Your goal: The entries below should be output exactly as written.

Collection entries
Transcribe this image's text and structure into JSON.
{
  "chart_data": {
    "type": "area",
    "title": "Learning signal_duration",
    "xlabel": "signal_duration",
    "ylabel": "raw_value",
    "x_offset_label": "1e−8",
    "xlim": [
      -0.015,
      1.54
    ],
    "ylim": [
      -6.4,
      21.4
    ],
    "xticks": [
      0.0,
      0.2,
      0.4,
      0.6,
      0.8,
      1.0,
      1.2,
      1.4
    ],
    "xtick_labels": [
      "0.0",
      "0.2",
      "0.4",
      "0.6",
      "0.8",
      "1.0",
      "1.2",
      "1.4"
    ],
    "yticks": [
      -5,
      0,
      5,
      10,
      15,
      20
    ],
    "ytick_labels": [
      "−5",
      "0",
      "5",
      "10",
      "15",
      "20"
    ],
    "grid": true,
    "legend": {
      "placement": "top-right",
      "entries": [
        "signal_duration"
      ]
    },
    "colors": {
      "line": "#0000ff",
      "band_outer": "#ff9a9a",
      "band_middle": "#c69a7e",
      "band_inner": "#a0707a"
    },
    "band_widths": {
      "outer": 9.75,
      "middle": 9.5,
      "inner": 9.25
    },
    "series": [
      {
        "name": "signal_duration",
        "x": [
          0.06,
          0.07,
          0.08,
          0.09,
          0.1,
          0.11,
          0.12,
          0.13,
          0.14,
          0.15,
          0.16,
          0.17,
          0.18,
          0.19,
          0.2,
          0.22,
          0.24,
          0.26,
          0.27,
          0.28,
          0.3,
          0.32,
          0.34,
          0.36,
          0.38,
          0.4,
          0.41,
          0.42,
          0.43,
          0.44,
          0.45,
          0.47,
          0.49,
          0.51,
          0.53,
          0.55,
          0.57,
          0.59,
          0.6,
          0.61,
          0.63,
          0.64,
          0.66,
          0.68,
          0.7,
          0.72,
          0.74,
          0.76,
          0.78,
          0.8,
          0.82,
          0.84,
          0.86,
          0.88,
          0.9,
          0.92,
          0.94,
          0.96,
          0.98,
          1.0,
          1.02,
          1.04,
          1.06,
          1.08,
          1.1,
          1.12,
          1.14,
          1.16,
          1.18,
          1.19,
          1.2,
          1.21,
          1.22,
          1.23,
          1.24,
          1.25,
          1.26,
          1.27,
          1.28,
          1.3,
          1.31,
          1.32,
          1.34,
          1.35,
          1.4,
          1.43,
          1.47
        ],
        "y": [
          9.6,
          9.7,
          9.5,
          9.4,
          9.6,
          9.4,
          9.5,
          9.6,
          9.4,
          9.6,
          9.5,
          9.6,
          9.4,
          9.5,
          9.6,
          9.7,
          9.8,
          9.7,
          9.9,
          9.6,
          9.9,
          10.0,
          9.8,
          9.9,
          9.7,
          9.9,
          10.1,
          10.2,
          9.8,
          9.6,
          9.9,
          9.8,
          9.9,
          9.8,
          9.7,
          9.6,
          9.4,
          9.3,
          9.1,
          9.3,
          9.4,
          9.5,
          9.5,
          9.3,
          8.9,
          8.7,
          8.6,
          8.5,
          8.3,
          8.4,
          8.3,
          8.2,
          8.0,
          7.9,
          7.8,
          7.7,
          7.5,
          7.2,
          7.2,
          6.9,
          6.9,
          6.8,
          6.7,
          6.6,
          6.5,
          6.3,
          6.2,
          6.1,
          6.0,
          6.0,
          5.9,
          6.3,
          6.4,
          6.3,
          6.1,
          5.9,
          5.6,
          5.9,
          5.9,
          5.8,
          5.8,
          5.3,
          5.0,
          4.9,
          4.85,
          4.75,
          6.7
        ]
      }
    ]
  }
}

Result below:
Transcribe this image's text and structure into JSON.
{
  "chart_data": {
    "type": "area",
    "title": "Learning signal_duration",
    "xlabel": "signal_duration",
    "ylabel": "raw_value",
    "x_offset_label": "1e−8",
    "xlim": [
      -0.015,
      1.54
    ],
    "ylim": [
      -6.4,
      21.4
    ],
    "xticks": [
      0.0,
      0.2,
      0.4,
      0.6,
      0.8,
      1.0,
      1.2,
      1.4
    ],
    "xtick_labels": [
      "0.0",
      "0.2",
      "0.4",
      "0.6",
      "0.8",
      "1.0",
      "1.2",
      "1.4"
    ],
    "yticks": [
      -5,
      0,
      5,
      10,
      15,
      20
    ],
    "ytick_labels": [
      "−5",
      "0",
      "5",
      "10",
      "15",
      "20"
    ],
    "grid": true,
    "legend": {
      "placement": "top-right",
      "entries": [
        "signal_duration"
      ]
    },
    "colors": {
      "line": "#0000ff",
      "band_outer": "#ff9a9a",
      "band_middle": "#c69a7e",
      "band_inner": "#a0707a"
    },
    "band_widths": {
      "outer": 9.75,
      "middle": 9.5,
      "inner": 9.25
    },
    "series": [
      {
        "name": "signal_duration",
        "x": [
          0.06,
          0.07,
          0.08,
          0.09,
          0.1,
          0.11,
          0.12,
          0.13,
          0.14,
          0.15,
          0.16,
          0.17,
          0.18,
          0.19,
          0.2,
          0.22,
          0.24,
          0.26,
          0.27,
          0.28,
          0.3,
          0.32,
          0.34,
          0.36,
          0.38,
          0.4,
          0.41,
          0.42,
          0.43,
          0.44,
          0.45,
          0.47,
          0.49,
          0.51,
          0.53,
          0.55,
          0.57,
          0.59,
          0.6,
          0.61,
          0.63,
          0.64,
          0.66,
          0.68,
          0.7,
          0.72,
          0.74,
          0.76,
          0.78,
          0.8,
          0.82,
          0.84,
          0.86,
          0.88,
          0.9,
          0.92,
          0.94,
          0.96,
          0.98,
          1.0,
          1.02,
          1.04,
          1.06,
          1.08,
          1.1,
          1.12,
          1.14,
          1.16,
          1.18,
          1.19,
          1.2,
          1.21,
          1.22,
          1.23,
          1.24,
          1.25,
          1.26,
          1.27,
          1.28,
          1.3,
          1.31,
          1.32,
          1.34,
          1.35,
          1.4,
          1.43,
          1.47
        ],
        "y": [
          9.6,
          9.7,
          9.5,
          9.4,
          9.6,
          9.4,
          9.5,
          9.6,
          9.4,
          9.6,
          9.5,
          9.6,
          9.4,
          9.5,
          9.6,
          9.7,
          9.8,
          9.7,
          9.9,
          9.6,
          9.9,
          10.0,
          9.8,
          9.9,
          9.7,
          9.9,
          10.1,
          10.2,
          9.8,
          9.6,
          9.9,
          9.8,
          9.9,
          9.8,
          9.7,
          9.6,
          9.4,
          9.3,
          9.1,
          9.3,
          9.4,
          9.5,
          9.5,
          9.3,
          8.9,
          8.7,
          8.6,
          8.5,
          8.3,
          8.4,
          8.3,
          8.2,
          8.0,
          7.9,
          7.8,
          7.7,
          7.5,
          7.2,
          7.2,
          6.9,
          6.9,
          6.8,
          6.7,
          6.6,
          6.5,
          6.3,
          6.2,
          6.1,
          6.0,
          6.0,
          5.9,
          6.3,
          6.4,
          6.3,
          6.1,
          5.9,
          5.6,
          5.9,
          5.9,
          5.8,
          5.8,
          5.3,
          5.0,
          4.9,
          4.85,
          4.75,
          6.7
        ]
      }
    ]
  }
}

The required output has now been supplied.